_What the task asks:_ Scan the data beneath this task and copy each line that includes "xori".

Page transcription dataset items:
== == ==

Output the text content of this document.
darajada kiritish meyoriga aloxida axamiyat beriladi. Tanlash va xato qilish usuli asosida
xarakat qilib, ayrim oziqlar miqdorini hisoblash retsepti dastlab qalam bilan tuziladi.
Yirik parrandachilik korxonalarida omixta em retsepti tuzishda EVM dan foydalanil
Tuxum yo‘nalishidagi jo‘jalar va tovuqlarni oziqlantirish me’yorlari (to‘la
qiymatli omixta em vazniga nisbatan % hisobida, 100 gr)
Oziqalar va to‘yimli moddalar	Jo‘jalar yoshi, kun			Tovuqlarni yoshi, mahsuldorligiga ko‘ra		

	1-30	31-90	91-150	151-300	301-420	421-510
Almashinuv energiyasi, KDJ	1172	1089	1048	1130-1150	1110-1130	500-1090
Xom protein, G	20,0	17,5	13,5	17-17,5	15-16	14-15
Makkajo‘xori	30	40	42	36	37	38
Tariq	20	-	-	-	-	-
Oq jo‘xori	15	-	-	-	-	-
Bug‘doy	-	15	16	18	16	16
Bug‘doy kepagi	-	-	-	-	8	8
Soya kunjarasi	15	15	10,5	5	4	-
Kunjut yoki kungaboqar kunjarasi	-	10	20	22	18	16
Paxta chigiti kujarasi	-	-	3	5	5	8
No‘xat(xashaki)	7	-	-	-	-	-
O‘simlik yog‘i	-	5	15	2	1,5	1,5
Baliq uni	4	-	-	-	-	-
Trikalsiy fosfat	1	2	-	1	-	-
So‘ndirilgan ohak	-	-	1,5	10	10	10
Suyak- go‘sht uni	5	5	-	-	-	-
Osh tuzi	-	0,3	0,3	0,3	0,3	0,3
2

== == ==

_Task output:_
Makkajo‘xori	30	40	42	36	37	38
Oq jo‘xori	15	-	-	-	-	-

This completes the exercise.